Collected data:
------------------------------------------------
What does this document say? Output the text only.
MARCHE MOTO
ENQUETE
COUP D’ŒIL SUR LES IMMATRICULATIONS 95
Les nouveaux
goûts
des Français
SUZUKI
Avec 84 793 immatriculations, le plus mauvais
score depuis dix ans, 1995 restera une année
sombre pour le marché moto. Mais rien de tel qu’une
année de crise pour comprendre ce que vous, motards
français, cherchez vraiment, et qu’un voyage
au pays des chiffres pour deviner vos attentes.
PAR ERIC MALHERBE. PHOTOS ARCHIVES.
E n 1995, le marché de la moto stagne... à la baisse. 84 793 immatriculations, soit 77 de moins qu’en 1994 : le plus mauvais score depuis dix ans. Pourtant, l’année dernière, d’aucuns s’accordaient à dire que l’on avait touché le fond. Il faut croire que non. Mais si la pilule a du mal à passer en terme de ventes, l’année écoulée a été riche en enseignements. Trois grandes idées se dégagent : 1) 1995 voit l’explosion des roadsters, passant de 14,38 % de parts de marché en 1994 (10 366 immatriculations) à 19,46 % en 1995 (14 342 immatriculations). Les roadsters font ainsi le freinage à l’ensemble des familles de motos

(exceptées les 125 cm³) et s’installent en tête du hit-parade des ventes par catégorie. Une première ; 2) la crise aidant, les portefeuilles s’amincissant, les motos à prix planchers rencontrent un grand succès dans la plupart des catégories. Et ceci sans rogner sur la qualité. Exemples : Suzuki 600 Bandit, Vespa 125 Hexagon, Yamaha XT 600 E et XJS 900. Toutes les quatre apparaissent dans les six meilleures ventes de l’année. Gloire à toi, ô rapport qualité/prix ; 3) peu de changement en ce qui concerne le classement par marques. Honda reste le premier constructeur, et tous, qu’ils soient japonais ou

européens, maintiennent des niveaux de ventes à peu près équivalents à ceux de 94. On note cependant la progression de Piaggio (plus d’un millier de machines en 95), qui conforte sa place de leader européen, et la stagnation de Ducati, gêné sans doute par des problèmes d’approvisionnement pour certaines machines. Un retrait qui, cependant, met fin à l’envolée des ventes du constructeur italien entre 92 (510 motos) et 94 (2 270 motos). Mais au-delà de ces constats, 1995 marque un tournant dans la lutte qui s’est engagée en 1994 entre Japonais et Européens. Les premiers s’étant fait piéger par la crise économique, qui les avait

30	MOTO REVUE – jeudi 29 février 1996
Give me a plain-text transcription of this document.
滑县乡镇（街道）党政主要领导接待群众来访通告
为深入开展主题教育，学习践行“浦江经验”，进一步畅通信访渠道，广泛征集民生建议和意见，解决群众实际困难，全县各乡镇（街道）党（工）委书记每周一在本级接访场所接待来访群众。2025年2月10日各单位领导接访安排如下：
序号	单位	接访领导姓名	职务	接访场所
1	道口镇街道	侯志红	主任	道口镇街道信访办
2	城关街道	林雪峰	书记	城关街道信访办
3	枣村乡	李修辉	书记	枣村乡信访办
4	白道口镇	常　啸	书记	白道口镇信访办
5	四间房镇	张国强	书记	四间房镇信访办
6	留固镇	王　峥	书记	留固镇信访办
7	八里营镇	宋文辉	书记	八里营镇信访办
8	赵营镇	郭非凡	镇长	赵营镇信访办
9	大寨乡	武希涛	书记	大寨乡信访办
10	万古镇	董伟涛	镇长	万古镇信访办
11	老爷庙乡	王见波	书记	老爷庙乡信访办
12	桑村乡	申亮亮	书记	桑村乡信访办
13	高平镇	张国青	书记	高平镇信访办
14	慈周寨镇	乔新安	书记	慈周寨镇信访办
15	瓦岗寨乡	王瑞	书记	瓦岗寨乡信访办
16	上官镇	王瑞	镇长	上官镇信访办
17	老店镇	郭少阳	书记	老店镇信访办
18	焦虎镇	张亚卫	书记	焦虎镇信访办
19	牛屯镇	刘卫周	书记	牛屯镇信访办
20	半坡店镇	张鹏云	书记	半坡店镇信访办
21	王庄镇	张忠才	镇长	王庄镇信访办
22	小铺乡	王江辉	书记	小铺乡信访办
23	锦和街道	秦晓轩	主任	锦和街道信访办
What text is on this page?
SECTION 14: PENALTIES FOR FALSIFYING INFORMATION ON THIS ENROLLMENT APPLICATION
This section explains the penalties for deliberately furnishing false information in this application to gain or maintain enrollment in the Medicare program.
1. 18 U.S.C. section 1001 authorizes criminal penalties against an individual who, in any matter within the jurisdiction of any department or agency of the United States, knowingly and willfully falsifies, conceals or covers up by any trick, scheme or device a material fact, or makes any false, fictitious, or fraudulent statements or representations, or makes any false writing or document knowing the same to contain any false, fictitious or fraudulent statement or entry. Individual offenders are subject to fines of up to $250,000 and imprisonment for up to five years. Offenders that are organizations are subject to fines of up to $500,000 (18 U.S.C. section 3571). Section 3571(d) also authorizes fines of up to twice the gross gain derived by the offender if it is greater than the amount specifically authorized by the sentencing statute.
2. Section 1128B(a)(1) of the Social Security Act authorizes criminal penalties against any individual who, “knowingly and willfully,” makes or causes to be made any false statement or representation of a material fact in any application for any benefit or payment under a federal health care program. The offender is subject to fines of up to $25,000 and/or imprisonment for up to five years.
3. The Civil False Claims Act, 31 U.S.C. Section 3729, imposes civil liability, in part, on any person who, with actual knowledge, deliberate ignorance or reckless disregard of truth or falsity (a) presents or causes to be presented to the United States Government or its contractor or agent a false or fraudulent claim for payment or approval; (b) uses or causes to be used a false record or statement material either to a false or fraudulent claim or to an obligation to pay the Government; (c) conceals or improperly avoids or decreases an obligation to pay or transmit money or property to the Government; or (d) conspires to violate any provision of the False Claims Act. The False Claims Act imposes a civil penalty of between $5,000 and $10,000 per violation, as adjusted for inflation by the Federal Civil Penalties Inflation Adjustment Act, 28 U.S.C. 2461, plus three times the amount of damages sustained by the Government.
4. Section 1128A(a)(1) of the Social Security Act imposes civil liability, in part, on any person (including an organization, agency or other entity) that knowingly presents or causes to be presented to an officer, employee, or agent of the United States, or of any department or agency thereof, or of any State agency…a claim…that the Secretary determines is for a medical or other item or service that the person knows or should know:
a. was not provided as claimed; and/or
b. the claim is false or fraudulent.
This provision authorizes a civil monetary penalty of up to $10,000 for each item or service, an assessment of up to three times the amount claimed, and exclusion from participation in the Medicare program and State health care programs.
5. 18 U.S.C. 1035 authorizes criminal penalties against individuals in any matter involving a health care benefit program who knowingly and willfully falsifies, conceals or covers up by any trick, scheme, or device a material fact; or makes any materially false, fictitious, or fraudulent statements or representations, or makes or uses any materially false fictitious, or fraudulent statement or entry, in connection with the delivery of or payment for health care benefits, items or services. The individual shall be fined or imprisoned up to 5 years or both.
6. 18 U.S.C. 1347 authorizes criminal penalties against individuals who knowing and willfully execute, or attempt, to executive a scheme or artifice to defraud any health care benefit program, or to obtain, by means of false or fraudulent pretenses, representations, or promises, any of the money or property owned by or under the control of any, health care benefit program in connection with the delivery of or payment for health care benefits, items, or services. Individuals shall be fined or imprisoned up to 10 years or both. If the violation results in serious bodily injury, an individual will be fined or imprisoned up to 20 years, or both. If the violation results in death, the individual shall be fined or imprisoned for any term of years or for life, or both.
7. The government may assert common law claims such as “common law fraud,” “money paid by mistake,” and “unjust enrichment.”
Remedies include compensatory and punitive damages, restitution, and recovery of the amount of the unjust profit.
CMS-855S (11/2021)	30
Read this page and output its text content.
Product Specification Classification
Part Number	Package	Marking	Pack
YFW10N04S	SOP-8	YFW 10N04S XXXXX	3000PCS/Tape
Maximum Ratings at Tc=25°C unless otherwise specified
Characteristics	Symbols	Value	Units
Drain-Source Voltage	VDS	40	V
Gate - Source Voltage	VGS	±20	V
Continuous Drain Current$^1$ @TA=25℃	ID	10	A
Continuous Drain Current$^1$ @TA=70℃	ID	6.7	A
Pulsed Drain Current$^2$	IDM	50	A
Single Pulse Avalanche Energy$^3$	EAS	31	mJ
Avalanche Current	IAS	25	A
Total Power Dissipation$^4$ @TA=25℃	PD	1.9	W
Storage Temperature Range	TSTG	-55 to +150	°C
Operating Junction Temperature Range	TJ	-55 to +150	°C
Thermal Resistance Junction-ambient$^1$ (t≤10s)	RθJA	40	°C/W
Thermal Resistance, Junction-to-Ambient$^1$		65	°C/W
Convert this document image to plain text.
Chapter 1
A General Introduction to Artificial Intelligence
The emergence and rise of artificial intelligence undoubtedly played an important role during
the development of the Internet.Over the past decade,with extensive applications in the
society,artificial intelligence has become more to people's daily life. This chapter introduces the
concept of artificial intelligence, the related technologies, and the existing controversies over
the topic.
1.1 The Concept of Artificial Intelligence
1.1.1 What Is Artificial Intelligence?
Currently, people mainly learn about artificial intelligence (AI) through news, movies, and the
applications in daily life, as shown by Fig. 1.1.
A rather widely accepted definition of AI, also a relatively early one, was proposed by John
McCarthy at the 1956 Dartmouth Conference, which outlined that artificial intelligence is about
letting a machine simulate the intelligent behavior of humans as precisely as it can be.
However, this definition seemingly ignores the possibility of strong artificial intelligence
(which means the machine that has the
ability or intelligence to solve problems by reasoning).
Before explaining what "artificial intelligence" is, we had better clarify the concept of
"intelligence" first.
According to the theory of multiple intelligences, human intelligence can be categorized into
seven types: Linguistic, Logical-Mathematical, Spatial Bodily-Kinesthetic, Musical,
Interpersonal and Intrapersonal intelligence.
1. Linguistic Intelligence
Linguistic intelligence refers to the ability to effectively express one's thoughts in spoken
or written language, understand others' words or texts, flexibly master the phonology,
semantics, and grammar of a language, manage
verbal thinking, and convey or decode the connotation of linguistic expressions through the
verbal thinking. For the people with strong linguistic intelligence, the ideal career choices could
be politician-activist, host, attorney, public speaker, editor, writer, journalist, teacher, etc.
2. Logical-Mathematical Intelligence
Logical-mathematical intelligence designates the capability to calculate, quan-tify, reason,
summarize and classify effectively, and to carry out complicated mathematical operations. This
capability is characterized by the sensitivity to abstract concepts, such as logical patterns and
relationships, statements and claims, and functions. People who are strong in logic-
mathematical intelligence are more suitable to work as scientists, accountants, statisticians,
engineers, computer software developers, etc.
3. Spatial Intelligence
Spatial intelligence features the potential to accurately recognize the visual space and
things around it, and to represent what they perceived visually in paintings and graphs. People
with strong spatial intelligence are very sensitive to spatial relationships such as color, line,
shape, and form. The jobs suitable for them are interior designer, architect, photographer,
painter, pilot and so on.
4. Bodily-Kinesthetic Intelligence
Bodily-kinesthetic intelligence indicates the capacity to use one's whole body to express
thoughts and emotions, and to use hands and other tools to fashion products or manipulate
------------------------------------------------
*Required work*
How many lines in the records above contain the word "individuals"? Give only the number.

*Solved exercise*
2